◆ **What is being asked**
Keep the images out and copy every entry below exactly.

*** Records for processing ***

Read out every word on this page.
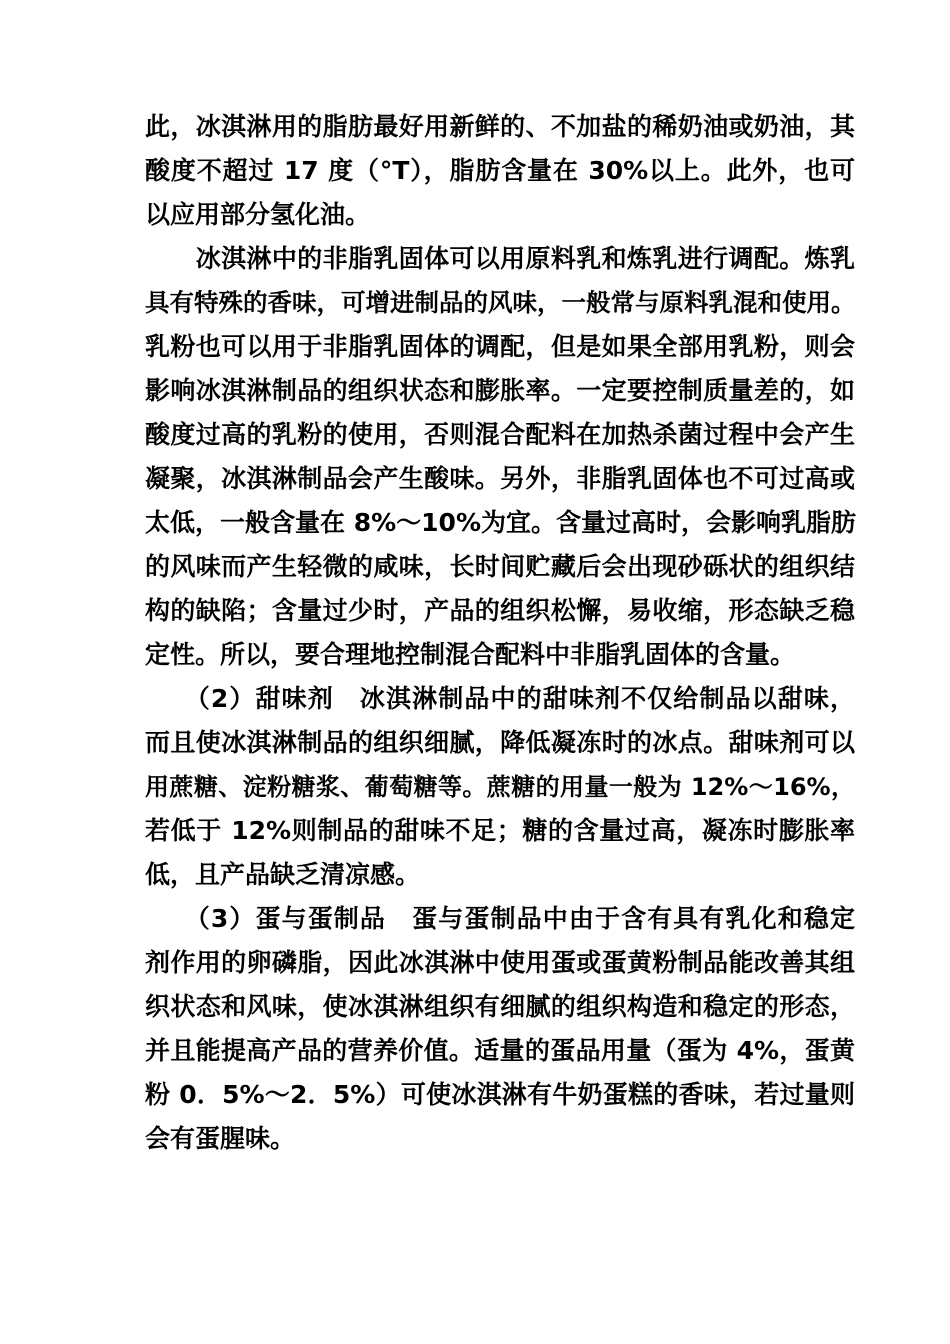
此，冰淇淋用的脂肪最好用新鲜的、不加盐的稀奶油或奶油，其

酸度不超过 17 度（°T），脂肪含量在 30%以上。此外，也可

以应用部分氢化油。

　　冰淇淋中的非脂乳固体可以用原料乳和炼乳进行调配。炼乳

具有特殊的香味，可增进制品的风味，一般常与原料乳混和使用。

乳粉也可以用于非脂乳固体的调配，但是如果全部用乳粉，则会

影响冰淇淋制品的组织状态和膨胀率。一定要控制质量差的，如

酸度过高的乳粉的使用，否则混合配料在加热杀菌过程中会产生

凝聚，冰淇淋制品会产生酸味。另外，非脂乳固体也不可过高或

太低，一般含量在 8%～10%为宜。含量过高时，会影响乳脂肪

的风味而产生轻微的咸味，长时间贮藏后会出现砂砾状的组织结

构的缺陷；含量过少时，产品的组织松懈，易收缩，形态缺乏稳

定性。所以，要合理地控制混合配料中非脂乳固体的含量。

　　（2）甜味剂　冰淇淋制品中的甜味剂不仅给制品以甜味，

而且使冰淇淋制品的组织细腻，降低凝冻时的冰点。甜味剂可以

用蔗糖、淀粉糖浆、葡萄糖等。蔗糖的用量一般为 12%～16%，

若低于 12%则制品的甜味不足；糖的含量过高，凝冻时膨胀率

低，且产品缺乏清凉感。

　　（3）蛋与蛋制品　蛋与蛋制品中由于含有具有乳化和稳定

剂作用的卵磷脂，因此冰淇淋中使用蛋或蛋黄粉制品能改善其组

织状态和风味，使冰淇淋组织有细腻的组织构造和稳定的形态，

并且能提高产品的营养价值。适量的蛋品用量（蛋为 4%，蛋黄

粉 0．5%～2．5%）可使冰淇淋有牛奶蛋糕的香味，若过量则

会有蛋腥味。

***

◆ **Exercise output**
Read out every word on this page.
此，冰淇淋用的脂肪最好用新鲜的、不加盐的稀奶油或奶油，其

酸度不超过 17 度（°T），脂肪含量在 30%以上。此外，也可

以应用部分氢化油。

　　冰淇淋中的非脂乳固体可以用原料乳和炼乳进行调配。炼乳

具有特殊的香味，可增进制品的风味，一般常与原料乳混和使用。

乳粉也可以用于非脂乳固体的调配，但是如果全部用乳粉，则会

影响冰淇淋制品的组织状态和膨胀率。一定要控制质量差的，如

酸度过高的乳粉的使用，否则混合配料在加热杀菌过程中会产生

凝聚，冰淇淋制品会产生酸味。另外，非脂乳固体也不可过高或

太低，一般含量在 8%～10%为宜。含量过高时，会影响乳脂肪

的风味而产生轻微的咸味，长时间贮藏后会出现砂砾状的组织结

构的缺陷；含量过少时，产品的组织松懈，易收缩，形态缺乏稳

定性。所以，要合理地控制混合配料中非脂乳固体的含量。

　　（2）甜味剂　冰淇淋制品中的甜味剂不仅给制品以甜味，

而且使冰淇淋制品的组织细腻，降低凝冻时的冰点。甜味剂可以

用蔗糖、淀粉糖浆、葡萄糖等。蔗糖的用量一般为 12%～16%，

若低于 12%则制品的甜味不足；糖的含量过高，凝冻时膨胀率

低，且产品缺乏清凉感。

　　（3）蛋与蛋制品　蛋与蛋制品中由于含有具有乳化和稳定

剂作用的卵磷脂，因此冰淇淋中使用蛋或蛋黄粉制品能改善其组

织状态和风味，使冰淇淋组织有细腻的组织构造和稳定的形态，

并且能提高产品的营养价值。适量的蛋品用量（蛋为 4%，蛋黄

粉 0．5%～2．5%）可使冰淇淋有牛奶蛋糕的香味，若过量则

会有蛋腥味。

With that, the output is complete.